> Work instructions:
1: Return the part of the exercise passage from "Exercise 6. Discuss" up to and including "names for clarity of articulation.", copied word for word.
2: In the exercise passage, which numbered exercises mention working with or including your friend? List every one.

> Reading passage:
Breezily I say oh sure as if I’d done this dozens
of times. I myself would have loved my own mother
to be holding my blue sweater in one hand and
kleenex in the other with a can do the dodo attitude.
Exercise 4. Discuss the poem with your friend. Quote the text. Speak with distinctness. Remember that you are not in competition with anyone, and that you will progress at your own rate.
Exercise 5. Decode and transcribe a song. Write down the unknown words into your dictionary. Use them in sentences of your own.
Exercise 6. Discuss the decoded song with your friend. Repeat the lines over and over for clarity of articulation.
Exercise 7. Write down your dialogue. Transcribe and read it. Work for precision with a minimum of tension. After you have accurately mastered the phrases for clarity, work for speed in repetition.
Exercise 8. Imagine you and your friend have just visited the movie-theatre. Make up a dialogue on a film you have seen. Use more adjectives and adverbs to convey your emotions. Be aware of the Intonation pattern you choose. Repeat proper names for clarity of articulation.
Exercise 9. You have received an unusual telephone call. Mind the verbs and participles to express you emotions. Speak with distinctness. Comment on the usage of the Intonation patterns.

> Information supplied:
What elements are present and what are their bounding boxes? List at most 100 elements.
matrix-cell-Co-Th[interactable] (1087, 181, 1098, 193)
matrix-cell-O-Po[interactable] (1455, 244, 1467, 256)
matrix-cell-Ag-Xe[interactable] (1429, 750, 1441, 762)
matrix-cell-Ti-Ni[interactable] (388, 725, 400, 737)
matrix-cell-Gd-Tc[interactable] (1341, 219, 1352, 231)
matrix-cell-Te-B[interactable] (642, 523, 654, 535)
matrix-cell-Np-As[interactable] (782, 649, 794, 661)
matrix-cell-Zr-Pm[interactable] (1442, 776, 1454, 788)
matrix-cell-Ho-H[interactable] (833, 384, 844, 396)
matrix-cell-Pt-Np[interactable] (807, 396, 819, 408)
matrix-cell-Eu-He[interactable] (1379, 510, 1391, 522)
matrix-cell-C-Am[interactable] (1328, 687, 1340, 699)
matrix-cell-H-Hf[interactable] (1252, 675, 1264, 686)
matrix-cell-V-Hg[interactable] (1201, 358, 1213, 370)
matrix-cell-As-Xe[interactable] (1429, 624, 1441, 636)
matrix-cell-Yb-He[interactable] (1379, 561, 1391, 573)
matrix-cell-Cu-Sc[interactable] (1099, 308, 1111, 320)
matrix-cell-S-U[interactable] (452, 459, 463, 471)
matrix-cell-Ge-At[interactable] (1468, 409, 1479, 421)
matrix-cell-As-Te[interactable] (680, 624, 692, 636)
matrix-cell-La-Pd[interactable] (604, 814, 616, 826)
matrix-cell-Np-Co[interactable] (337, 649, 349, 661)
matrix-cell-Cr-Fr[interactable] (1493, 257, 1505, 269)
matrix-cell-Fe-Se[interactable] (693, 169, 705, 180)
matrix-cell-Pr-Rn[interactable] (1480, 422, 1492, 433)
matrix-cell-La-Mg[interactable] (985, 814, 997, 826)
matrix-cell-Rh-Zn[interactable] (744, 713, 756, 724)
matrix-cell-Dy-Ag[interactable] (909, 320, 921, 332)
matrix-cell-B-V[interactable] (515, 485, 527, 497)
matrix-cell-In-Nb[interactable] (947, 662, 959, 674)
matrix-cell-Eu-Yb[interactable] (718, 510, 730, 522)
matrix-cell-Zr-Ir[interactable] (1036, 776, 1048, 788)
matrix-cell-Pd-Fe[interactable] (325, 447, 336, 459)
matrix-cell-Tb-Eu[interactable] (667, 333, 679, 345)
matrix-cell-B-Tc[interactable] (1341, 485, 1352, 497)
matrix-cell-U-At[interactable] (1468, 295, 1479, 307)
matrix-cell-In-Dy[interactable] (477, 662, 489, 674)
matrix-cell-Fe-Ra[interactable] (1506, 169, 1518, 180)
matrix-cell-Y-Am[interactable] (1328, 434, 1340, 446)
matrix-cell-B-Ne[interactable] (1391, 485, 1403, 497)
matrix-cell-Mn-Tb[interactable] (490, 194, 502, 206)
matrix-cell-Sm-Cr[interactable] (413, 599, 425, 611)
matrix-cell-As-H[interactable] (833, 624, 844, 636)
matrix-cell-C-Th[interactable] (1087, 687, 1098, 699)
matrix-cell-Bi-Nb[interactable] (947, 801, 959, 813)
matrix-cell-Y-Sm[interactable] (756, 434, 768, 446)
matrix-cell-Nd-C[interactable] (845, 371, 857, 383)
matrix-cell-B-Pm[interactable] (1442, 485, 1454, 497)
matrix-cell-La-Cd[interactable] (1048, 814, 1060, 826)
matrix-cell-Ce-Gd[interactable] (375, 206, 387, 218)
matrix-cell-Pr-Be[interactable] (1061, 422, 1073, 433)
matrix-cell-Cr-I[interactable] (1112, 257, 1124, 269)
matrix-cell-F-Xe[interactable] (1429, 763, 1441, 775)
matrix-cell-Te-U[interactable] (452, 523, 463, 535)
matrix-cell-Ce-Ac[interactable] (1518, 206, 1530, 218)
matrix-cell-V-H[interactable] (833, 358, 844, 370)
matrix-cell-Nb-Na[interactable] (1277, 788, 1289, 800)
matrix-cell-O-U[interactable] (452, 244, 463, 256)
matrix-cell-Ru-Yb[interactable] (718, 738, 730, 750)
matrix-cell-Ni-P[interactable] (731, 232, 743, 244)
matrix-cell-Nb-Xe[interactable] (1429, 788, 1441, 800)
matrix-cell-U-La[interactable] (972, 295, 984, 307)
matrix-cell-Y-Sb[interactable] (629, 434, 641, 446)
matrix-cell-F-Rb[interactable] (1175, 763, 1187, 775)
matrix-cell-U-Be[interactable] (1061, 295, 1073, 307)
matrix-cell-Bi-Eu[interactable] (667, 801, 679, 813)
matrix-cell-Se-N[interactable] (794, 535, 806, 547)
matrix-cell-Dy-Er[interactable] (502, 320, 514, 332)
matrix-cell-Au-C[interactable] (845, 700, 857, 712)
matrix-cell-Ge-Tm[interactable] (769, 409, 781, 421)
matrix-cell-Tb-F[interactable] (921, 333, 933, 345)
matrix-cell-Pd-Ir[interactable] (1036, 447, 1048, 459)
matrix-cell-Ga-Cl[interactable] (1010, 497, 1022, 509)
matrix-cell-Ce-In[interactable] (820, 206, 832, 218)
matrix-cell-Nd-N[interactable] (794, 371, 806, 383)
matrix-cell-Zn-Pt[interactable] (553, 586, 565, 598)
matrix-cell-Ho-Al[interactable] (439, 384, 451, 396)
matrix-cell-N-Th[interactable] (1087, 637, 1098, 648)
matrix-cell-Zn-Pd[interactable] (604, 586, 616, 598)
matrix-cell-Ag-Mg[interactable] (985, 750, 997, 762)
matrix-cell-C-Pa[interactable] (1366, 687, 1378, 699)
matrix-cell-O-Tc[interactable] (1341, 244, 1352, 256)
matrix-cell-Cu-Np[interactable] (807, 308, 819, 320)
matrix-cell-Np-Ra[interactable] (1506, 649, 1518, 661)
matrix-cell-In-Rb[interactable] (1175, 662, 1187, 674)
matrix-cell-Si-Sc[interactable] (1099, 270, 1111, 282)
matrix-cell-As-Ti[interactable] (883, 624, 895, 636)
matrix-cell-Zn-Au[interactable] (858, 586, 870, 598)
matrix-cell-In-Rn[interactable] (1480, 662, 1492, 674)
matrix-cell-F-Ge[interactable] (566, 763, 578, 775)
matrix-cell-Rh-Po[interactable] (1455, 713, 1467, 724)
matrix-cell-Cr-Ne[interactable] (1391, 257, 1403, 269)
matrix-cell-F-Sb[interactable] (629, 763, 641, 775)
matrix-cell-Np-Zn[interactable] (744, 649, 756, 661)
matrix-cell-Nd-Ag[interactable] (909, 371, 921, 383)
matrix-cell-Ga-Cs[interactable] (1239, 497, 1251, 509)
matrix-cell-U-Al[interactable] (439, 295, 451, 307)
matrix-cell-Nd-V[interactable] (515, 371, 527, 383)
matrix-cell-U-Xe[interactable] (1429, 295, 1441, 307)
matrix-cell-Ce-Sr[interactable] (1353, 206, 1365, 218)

> Solutions per task:
1:
Exercise 6. Discuss the decoded song with your friend. Repeat the lines over and over for clarity of articulation.
Exercise 7. Write down your dialogue. Transcribe and read it. Work for precision with a minimum of tension. After you have accurately mastered the phrases for clarity, work for speed in repetition.
Exercise 8. Imagine you and your friend have just visited the movie-theatre. Make up a dialogue on a film you have seen. Use more adjectives and adverbs to convey your emotions. Be aware of the Intonation pattern you choose. Repeat proper names for clarity of articulation.

2: Exercise 4, Exercise 6, Exercise 8